- _Stated exercise_: Your task is to write out the complete listing exactly as it is shown.

- _Dataset excerpts_:
· · · ·

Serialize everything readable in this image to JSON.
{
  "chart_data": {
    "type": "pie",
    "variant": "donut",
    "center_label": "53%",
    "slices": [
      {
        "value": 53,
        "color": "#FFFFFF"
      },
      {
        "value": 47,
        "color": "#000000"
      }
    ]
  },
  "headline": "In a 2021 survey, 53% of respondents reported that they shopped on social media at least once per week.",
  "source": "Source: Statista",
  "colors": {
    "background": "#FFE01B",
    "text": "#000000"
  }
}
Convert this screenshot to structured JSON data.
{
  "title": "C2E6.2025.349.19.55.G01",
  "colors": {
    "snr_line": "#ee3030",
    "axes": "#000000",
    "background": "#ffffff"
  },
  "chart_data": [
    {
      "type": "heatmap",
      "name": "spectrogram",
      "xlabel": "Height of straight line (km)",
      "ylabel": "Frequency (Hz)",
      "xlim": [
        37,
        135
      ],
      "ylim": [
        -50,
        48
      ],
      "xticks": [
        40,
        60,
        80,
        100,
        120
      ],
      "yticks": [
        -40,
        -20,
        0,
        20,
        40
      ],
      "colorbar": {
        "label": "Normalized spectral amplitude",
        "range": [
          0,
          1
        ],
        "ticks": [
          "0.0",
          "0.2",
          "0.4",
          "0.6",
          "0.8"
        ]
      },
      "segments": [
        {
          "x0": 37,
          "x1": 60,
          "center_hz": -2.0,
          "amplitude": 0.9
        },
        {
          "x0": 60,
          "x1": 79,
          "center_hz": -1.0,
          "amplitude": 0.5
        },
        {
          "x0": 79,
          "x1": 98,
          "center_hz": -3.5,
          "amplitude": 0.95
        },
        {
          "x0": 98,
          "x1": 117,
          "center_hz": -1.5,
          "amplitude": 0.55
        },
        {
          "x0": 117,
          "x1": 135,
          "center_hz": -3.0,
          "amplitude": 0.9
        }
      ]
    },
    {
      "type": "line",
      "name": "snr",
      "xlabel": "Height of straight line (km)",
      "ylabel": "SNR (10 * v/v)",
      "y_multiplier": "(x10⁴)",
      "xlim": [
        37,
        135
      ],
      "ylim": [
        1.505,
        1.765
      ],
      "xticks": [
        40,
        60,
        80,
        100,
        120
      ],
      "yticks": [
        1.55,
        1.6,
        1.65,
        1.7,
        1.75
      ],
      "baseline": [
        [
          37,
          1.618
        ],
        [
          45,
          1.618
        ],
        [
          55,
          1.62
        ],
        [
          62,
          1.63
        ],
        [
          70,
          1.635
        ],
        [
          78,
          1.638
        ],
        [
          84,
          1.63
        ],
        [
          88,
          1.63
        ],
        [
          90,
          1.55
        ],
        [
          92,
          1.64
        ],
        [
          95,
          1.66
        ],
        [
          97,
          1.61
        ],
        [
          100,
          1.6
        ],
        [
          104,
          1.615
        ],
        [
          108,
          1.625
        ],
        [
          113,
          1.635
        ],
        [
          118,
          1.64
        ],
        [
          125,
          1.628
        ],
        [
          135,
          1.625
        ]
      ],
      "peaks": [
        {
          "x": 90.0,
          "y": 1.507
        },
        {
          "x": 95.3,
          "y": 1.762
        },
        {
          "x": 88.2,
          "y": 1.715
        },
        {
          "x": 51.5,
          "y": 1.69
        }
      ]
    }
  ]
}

· · · ·

- _Result_:
Serialize everything readable in this image to JSON.
{
  "chart_data": {
    "type": "pie",
    "variant": "donut",
    "center_label": "53%",
    "slices": [
      {
        "value": 53,
        "color": "#FFFFFF"
      },
      {
        "value": 47,
        "color": "#000000"
      }
    ]
  },
  "headline": "In a 2021 survey, 53% of respondents reported that they shopped on social media at least once per week.",
  "source": "Source: Statista",
  "colors": {
    "background": "#FFE01B",
    "text": "#000000"
  }
}
Convert this screenshot to structured JSON data.
{
  "title": "C2E6.2025.349.19.55.G01",
  "colors": {
    "snr_line": "#ee3030",
    "axes": "#000000",
    "background": "#ffffff"
  },
  "chart_data": [
    {
      "type": "heatmap",
      "name": "spectrogram",
      "xlabel": "Height of straight line (km)",
      "ylabel": "Frequency (Hz)",
      "xlim": [
        37,
        135
      ],
      "ylim": [
        -50,
        48
      ],
      "xticks": [
        40,
        60,
        80,
        100,
        120
      ],
      "yticks": [
        -40,
        -20,
        0,
        20,
        40
      ],
      "colorbar": {
        "label": "Normalized spectral amplitude",
        "range": [
          0,
          1
        ],
        "ticks": [
          "0.0",
          "0.2",
          "0.4",
          "0.6",
          "0.8"
        ]
      },
      "segments": [
        {
          "x0": 37,
          "x1": 60,
          "center_hz": -2.0,
          "amplitude": 0.9
        },
        {
          "x0": 60,
          "x1": 79,
          "center_hz": -1.0,
          "amplitude": 0.5
        },
        {
          "x0": 79,
          "x1": 98,
          "center_hz": -3.5,
          "amplitude": 0.95
        },
        {
          "x0": 98,
          "x1": 117,
          "center_hz": -1.5,
          "amplitude": 0.55
        },
        {
          "x0": 117,
          "x1": 135,
          "center_hz": -3.0,
          "amplitude": 0.9
        }
      ]
    },
    {
      "type": "line",
      "name": "snr",
      "xlabel": "Height of straight line (km)",
      "ylabel": "SNR (10 * v/v)",
      "y_multiplier": "(x10⁴)",
      "xlim": [
        37,
        135
      ],
      "ylim": [
        1.505,
        1.765
      ],
      "xticks": [
        40,
        60,
        80,
        100,
        120
      ],
      "yticks": [
        1.55,
        1.6,
        1.65,
        1.7,
        1.75
      ],
      "baseline": [
        [
          37,
          1.618
        ],
        [
          45,
          1.618
        ],
        [
          55,
          1.62
        ],
        [
          62,
          1.63
        ],
        [
          70,
          1.635
        ],
        [
          78,
          1.638
        ],
        [
          84,
          1.63
        ],
        [
          88,
          1.63
        ],
        [
          90,
          1.55
        ],
        [
          92,
          1.64
        ],
        [
          95,
          1.66
        ],
        [
          97,
          1.61
        ],
        [
          100,
          1.6
        ],
        [
          104,
          1.615
        ],
        [
          108,
          1.625
        ],
        [
          113,
          1.635
        ],
        [
          118,
          1.64
        ],
        [
          125,
          1.628
        ],
        [
          135,
          1.625
        ]
      ],
      "peaks": [
        {
          "x": 90.0,
          "y": 1.507
        },
        {
          "x": 95.3,
          "y": 1.762
        },
        {
          "x": 88.2,
          "y": 1.715
        },
        {
          "x": 51.5,
          "y": 1.69
        }
      ]
    }
  ]
}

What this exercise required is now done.